> **Instructions to follow**
Output the material below in its entirety, exactly as given.

> **Dataset content**

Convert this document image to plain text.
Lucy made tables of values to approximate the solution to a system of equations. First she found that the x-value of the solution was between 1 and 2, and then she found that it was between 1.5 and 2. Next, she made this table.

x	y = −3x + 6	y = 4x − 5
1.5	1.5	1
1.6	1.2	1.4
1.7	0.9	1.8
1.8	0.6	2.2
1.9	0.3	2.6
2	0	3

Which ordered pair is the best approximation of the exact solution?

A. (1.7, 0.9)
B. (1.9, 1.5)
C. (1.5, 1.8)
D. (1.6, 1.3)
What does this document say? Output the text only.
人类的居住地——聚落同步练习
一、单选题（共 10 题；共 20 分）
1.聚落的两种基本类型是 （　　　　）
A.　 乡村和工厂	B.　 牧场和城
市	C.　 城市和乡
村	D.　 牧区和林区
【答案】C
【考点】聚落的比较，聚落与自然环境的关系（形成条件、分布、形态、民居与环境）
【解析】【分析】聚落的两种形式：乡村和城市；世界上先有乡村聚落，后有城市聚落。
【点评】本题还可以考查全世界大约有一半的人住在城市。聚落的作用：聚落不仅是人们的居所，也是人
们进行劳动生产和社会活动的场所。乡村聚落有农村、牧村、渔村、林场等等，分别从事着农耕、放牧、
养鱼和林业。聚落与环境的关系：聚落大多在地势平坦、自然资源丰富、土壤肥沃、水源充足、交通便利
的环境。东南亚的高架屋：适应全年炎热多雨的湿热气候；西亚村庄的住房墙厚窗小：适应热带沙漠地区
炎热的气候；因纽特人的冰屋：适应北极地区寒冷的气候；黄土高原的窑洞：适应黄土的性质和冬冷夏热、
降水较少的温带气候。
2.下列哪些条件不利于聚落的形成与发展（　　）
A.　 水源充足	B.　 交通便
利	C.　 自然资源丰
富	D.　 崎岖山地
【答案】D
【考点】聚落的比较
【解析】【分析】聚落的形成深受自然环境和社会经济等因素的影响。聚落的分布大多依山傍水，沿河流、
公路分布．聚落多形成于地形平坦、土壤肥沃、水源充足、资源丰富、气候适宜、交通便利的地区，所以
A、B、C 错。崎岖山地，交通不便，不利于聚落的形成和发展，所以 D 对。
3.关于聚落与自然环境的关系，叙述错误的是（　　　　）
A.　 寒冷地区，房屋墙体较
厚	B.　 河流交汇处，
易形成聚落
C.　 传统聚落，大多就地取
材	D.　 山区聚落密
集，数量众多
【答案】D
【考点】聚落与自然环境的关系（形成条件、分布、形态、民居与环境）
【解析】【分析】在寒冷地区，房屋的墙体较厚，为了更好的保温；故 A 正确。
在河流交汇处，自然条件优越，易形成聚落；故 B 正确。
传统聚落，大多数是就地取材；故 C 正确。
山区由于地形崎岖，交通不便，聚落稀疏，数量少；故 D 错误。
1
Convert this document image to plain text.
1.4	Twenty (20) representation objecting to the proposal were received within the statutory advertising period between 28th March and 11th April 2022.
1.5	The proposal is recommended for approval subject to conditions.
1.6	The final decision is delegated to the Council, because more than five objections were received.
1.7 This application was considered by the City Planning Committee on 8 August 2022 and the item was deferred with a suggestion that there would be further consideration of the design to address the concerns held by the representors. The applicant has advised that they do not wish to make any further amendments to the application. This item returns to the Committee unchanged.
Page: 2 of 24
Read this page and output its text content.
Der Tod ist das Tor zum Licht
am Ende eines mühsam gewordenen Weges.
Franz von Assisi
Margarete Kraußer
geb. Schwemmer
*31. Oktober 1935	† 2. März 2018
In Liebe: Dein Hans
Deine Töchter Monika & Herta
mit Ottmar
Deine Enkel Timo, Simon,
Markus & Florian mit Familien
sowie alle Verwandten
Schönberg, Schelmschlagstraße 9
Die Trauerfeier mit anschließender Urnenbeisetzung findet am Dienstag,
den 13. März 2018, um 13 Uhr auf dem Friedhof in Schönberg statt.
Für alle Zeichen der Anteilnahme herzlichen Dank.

> **Reply to the exercise**
Convert this document image to plain text.
Lucy made tables of values to approximate the solution to a system of equations. First she found that the x-value of the solution was between 1 and 2, and then she found that it was between 1.5 and 2. Next, she made this table.

x	y = −3x + 6	y = 4x − 5
1.5	1.5	1
1.6	1.2	1.4
1.7	0.9	1.8
1.8	0.6	2.2
1.9	0.3	2.6
2	0	3

Which ordered pair is the best approximation of the exact solution?

A. (1.7, 0.9)
B. (1.9, 1.5)
C. (1.5, 1.8)
D. (1.6, 1.3)
What does this document say? Output the text only.
人类的居住地——聚落同步练习
一、单选题（共 10 题；共 20 分）
1.聚落的两种基本类型是 （　　　　）
A.　 乡村和工厂	B.　 牧场和城
市	C.　 城市和乡
村	D.　 牧区和林区
【答案】C
【考点】聚落的比较，聚落与自然环境的关系（形成条件、分布、形态、民居与环境）
【解析】【分析】聚落的两种形式：乡村和城市；世界上先有乡村聚落，后有城市聚落。
【点评】本题还可以考查全世界大约有一半的人住在城市。聚落的作用：聚落不仅是人们的居所，也是人
们进行劳动生产和社会活动的场所。乡村聚落有农村、牧村、渔村、林场等等，分别从事着农耕、放牧、
养鱼和林业。聚落与环境的关系：聚落大多在地势平坦、自然资源丰富、土壤肥沃、水源充足、交通便利
的环境。东南亚的高架屋：适应全年炎热多雨的湿热气候；西亚村庄的住房墙厚窗小：适应热带沙漠地区
炎热的气候；因纽特人的冰屋：适应北极地区寒冷的气候；黄土高原的窑洞：适应黄土的性质和冬冷夏热、
降水较少的温带气候。
2.下列哪些条件不利于聚落的形成与发展（　　）
A.　 水源充足	B.　 交通便
利	C.　 自然资源丰
富	D.　 崎岖山地
【答案】D
【考点】聚落的比较
【解析】【分析】聚落的形成深受自然环境和社会经济等因素的影响。聚落的分布大多依山傍水，沿河流、
公路分布．聚落多形成于地形平坦、土壤肥沃、水源充足、资源丰富、气候适宜、交通便利的地区，所以
A、B、C 错。崎岖山地，交通不便，不利于聚落的形成和发展，所以 D 对。
3.关于聚落与自然环境的关系，叙述错误的是（　　　　）
A.　 寒冷地区，房屋墙体较
厚	B.　 河流交汇处，
易形成聚落
C.　 传统聚落，大多就地取
材	D.　 山区聚落密
集，数量众多
【答案】D
【考点】聚落与自然环境的关系（形成条件、分布、形态、民居与环境）
【解析】【分析】在寒冷地区，房屋的墙体较厚，为了更好的保温；故 A 正确。
在河流交汇处，自然条件优越，易形成聚落；故 B 正确。
传统聚落，大多数是就地取材；故 C 正确。
山区由于地形崎岖，交通不便，聚落稀疏，数量少；故 D 错误。
1
Convert this document image to plain text.
1.4	Twenty (20) representation objecting to the proposal were received within the statutory advertising period between 28th March and 11th April 2022.
1.5	The proposal is recommended for approval subject to conditions.
1.6	The final decision is delegated to the Council, because more than five objections were received.
1.7 This application was considered by the City Planning Committee on 8 August 2022 and the item was deferred with a suggestion that there would be further consideration of the design to address the concerns held by the representors. The applicant has advised that they do not wish to make any further amendments to the application. This item returns to the Committee unchanged.
Page: 2 of 24
Read this page and output its text content.
Der Tod ist das Tor zum Licht
am Ende eines mühsam gewordenen Weges.
Franz von Assisi
Margarete Kraußer
geb. Schwemmer
*31. Oktober 1935	† 2. März 2018
In Liebe: Dein Hans
Deine Töchter Monika & Herta
mit Ottmar
Deine Enkel Timo, Simon,
Markus & Florian mit Familien
sowie alle Verwandten
Schönberg, Schelmschlagstraße 9
Die Trauerfeier mit anschließender Urnenbeisetzung findet am Dienstag,
den 13. März 2018, um 13 Uhr auf dem Friedhof in Schönberg statt.
Für alle Zeichen der Anteilnahme herzlichen Dank.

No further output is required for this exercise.